DIRECTIONS FOR THIS TASK - Where a line in the listing below contains the word "external", copy that line.
------ MATERIAL SUPPLIED ------
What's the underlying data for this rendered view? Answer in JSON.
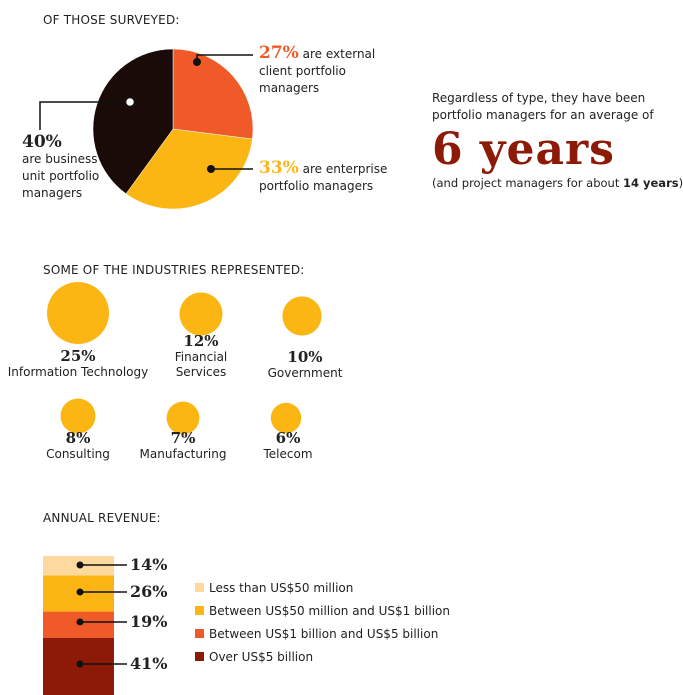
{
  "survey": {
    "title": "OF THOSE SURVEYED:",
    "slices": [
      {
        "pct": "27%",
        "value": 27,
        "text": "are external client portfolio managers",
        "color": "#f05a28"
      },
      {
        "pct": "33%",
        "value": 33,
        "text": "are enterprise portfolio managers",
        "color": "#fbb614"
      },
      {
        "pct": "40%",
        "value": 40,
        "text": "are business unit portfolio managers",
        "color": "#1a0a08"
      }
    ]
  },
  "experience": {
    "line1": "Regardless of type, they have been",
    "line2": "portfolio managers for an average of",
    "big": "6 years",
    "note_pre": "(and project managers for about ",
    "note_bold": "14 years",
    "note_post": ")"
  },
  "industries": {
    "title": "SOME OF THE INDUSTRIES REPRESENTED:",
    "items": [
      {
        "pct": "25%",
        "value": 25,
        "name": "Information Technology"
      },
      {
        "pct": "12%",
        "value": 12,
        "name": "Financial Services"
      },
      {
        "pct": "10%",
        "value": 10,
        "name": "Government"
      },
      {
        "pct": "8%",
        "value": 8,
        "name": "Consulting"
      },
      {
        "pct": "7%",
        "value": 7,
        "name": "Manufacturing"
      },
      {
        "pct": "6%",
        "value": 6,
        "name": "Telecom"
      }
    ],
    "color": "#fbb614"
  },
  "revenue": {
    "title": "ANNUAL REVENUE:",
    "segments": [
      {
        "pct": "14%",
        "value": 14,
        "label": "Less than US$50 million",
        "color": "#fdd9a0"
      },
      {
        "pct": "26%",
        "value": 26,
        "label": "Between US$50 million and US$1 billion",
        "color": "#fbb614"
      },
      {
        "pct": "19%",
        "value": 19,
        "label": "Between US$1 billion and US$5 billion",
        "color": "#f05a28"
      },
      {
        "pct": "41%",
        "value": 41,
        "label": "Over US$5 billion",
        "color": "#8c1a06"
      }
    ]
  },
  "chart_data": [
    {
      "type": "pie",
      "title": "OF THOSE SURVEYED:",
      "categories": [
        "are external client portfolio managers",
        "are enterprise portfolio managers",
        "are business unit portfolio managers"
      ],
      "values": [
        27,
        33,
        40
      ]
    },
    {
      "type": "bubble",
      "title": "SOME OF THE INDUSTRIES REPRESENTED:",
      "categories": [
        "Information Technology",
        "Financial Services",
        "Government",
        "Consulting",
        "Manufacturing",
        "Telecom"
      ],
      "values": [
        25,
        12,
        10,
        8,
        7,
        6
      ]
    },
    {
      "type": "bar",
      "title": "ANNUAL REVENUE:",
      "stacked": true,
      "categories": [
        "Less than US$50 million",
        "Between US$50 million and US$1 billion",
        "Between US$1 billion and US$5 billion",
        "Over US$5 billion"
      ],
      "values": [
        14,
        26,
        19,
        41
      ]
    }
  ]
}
------
------ MATERIAL SUPPLIED ------
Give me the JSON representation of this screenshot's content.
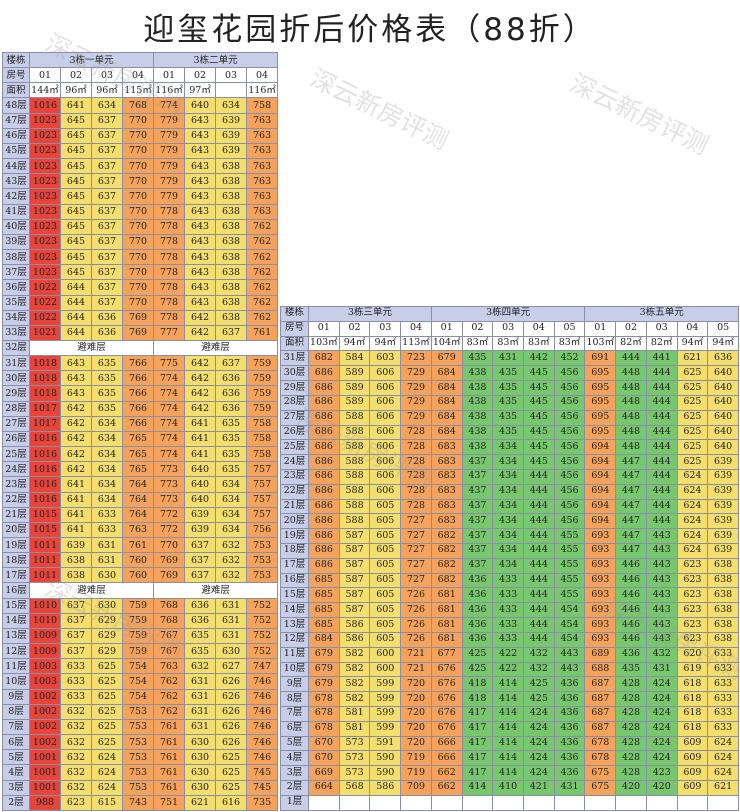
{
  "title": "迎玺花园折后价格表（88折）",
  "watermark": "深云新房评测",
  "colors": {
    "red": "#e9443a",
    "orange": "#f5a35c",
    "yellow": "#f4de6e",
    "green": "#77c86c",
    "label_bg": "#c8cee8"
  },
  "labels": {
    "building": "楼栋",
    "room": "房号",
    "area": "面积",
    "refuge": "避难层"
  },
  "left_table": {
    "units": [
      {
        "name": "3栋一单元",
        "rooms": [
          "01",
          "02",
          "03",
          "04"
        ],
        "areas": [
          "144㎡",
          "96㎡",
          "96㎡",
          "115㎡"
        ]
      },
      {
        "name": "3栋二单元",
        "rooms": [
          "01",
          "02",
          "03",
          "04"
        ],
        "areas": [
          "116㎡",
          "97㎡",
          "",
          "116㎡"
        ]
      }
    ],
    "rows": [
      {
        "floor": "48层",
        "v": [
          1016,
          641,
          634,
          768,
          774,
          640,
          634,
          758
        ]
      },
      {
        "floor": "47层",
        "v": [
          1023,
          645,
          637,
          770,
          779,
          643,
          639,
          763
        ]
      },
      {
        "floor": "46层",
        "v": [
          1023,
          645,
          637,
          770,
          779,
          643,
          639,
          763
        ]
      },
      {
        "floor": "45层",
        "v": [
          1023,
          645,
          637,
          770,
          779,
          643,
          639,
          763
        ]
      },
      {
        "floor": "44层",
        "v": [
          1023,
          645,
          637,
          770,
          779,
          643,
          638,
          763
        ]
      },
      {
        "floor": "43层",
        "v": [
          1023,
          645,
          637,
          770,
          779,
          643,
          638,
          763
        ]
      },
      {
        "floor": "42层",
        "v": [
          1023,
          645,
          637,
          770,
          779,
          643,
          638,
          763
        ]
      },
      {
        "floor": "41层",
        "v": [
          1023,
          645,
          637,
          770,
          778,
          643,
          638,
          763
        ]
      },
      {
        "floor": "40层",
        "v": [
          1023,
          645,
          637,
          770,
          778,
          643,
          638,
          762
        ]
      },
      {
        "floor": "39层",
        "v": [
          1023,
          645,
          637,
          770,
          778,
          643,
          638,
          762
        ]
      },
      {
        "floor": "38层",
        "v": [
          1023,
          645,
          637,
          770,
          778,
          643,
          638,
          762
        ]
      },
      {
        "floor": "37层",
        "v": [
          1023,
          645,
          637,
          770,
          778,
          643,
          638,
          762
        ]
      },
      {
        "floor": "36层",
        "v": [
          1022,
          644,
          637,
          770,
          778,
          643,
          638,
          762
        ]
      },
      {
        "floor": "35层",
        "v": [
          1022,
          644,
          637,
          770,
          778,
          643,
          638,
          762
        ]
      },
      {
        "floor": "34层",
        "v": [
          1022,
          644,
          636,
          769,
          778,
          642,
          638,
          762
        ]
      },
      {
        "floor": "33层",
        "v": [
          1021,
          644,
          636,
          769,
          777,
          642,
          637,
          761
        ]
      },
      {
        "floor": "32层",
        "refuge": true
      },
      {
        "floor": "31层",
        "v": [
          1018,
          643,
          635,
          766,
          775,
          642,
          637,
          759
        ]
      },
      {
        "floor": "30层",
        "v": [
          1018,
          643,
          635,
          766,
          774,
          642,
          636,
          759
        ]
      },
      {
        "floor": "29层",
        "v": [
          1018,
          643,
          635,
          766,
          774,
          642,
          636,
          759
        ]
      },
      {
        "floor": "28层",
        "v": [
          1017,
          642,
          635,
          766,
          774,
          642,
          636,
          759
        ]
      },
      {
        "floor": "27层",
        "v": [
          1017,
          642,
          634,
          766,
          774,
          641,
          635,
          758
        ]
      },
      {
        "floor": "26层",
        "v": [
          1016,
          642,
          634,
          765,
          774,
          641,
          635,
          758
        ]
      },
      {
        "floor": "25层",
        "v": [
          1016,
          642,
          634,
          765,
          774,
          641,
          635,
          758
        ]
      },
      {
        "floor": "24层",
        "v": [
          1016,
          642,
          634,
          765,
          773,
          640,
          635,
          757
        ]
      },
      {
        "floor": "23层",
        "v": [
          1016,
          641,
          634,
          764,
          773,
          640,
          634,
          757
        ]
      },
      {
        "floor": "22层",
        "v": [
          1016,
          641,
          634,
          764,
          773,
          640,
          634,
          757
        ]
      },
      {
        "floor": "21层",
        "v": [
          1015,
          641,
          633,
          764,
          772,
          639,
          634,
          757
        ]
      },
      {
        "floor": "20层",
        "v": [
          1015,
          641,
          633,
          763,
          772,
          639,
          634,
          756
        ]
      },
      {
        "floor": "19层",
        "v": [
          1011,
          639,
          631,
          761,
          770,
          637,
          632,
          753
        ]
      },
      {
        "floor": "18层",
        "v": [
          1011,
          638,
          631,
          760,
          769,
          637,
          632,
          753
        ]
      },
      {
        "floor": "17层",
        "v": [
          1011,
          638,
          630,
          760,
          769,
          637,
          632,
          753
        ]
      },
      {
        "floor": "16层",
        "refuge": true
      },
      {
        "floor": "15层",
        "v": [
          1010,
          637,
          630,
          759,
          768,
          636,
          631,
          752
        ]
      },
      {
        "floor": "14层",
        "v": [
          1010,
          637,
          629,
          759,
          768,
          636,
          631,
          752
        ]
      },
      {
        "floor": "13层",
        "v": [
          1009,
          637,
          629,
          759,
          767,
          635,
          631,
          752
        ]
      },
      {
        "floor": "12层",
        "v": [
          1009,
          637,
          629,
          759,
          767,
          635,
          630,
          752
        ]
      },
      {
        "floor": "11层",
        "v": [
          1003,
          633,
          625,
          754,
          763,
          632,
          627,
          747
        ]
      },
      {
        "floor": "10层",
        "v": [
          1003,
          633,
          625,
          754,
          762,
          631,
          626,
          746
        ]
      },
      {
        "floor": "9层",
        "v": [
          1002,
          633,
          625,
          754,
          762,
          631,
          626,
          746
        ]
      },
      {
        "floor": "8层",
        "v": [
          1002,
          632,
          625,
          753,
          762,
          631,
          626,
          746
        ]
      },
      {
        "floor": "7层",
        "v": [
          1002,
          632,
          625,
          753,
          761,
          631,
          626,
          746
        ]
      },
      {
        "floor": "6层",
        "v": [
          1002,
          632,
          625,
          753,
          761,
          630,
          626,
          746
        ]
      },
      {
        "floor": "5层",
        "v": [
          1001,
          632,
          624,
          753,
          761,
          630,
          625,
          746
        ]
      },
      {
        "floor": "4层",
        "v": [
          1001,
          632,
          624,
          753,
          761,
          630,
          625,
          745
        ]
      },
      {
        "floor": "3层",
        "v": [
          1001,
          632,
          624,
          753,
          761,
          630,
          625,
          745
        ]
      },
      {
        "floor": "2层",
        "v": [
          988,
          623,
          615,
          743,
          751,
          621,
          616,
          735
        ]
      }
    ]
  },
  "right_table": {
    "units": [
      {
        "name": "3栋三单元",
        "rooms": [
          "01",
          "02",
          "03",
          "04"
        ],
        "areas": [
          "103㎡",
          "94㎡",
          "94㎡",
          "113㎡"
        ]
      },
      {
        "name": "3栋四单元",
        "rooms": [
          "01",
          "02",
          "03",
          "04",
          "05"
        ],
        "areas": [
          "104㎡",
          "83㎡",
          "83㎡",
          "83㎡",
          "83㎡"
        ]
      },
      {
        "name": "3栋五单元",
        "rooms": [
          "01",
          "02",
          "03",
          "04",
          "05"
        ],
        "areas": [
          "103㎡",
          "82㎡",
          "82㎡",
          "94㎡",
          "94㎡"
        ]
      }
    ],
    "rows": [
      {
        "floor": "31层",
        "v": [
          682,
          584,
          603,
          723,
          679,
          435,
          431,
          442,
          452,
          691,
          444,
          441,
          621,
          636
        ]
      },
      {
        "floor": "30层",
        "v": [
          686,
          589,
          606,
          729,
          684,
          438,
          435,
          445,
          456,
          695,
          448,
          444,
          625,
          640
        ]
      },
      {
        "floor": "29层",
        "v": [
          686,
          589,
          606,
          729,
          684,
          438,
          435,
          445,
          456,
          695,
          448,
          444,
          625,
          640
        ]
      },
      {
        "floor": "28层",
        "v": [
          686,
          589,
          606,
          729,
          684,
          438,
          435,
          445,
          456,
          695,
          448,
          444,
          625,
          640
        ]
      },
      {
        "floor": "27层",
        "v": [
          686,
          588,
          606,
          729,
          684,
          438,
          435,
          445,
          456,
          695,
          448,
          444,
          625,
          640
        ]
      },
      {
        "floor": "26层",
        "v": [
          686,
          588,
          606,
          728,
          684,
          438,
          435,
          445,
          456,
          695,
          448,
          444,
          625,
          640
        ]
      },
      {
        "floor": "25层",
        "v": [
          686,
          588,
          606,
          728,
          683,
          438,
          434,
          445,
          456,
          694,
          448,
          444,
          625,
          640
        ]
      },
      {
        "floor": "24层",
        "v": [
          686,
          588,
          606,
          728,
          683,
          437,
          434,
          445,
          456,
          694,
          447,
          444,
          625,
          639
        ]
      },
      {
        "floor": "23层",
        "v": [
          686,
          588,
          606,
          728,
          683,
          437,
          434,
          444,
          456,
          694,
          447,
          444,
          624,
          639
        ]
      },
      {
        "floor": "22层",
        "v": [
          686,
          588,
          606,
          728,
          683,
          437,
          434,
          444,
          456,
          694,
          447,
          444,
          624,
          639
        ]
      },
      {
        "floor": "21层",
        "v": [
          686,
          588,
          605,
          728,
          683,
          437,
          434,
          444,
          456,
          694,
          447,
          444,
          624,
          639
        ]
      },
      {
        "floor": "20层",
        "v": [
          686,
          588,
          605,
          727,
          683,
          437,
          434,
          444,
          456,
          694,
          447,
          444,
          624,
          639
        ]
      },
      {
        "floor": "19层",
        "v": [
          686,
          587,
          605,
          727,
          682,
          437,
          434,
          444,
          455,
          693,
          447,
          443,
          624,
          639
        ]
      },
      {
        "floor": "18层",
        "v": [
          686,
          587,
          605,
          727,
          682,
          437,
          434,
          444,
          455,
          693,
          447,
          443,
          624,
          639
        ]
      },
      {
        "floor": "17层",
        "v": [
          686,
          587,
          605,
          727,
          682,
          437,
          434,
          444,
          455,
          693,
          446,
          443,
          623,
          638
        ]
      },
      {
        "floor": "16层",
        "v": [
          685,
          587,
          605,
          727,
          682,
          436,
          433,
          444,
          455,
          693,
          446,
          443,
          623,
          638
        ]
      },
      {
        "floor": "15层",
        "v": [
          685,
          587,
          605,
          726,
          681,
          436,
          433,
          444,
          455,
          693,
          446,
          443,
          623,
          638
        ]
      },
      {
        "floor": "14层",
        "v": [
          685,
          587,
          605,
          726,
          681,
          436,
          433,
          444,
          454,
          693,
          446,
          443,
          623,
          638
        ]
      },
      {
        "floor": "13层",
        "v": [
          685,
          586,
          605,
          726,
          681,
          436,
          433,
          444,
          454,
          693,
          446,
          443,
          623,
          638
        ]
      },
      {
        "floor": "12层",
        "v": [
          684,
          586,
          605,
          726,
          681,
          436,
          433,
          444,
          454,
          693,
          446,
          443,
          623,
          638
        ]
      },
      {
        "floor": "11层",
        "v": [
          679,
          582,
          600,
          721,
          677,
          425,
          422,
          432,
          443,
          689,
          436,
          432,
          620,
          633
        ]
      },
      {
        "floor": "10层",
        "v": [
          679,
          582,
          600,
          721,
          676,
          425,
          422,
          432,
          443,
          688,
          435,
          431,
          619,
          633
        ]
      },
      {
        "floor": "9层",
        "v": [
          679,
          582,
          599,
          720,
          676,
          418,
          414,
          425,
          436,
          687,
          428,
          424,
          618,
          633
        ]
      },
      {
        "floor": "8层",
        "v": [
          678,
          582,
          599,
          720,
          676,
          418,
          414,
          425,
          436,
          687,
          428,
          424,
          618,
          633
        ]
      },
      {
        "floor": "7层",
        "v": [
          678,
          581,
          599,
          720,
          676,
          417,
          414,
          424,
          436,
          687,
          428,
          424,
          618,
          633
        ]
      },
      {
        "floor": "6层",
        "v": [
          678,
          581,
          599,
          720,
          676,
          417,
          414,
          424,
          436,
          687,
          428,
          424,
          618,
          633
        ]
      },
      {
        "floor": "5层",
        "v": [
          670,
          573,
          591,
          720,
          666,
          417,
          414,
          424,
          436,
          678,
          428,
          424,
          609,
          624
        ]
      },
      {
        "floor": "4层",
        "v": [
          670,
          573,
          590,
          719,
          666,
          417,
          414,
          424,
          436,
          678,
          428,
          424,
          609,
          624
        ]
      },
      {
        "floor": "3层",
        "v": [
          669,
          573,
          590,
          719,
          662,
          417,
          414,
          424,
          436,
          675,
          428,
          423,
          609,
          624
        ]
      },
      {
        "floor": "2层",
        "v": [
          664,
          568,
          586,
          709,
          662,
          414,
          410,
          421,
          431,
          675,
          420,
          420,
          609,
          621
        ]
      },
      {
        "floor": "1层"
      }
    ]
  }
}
------
------ MATERIAL SUPPLIED ------
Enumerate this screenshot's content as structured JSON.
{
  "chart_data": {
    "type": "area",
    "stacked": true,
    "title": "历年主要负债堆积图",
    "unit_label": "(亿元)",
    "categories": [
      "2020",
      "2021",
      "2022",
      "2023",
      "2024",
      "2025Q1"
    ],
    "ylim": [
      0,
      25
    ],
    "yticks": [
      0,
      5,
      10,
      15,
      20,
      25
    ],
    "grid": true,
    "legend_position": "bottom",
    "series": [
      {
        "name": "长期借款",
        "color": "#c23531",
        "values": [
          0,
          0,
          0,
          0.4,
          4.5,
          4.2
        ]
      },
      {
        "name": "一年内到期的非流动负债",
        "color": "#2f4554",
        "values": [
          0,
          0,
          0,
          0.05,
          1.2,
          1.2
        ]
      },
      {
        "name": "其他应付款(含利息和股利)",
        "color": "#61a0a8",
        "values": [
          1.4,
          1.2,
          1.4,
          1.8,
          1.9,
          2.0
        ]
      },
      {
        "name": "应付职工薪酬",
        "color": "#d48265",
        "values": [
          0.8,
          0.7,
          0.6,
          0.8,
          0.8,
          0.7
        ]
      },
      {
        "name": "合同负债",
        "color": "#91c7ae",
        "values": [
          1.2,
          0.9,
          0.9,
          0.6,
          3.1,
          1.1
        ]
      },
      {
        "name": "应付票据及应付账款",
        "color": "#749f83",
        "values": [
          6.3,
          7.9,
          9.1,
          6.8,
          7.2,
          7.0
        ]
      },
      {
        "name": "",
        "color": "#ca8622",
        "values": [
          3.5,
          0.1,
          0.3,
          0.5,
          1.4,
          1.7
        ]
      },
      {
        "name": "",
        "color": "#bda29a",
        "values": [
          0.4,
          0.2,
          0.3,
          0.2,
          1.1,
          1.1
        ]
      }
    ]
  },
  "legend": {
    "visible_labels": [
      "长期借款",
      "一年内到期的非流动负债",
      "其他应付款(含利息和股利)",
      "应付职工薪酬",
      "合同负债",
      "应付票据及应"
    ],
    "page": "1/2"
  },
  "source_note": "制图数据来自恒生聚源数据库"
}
------
WRITTEN ANSWER -
        "text": "are external client portfolio managers",
        "are external client portfolio managers",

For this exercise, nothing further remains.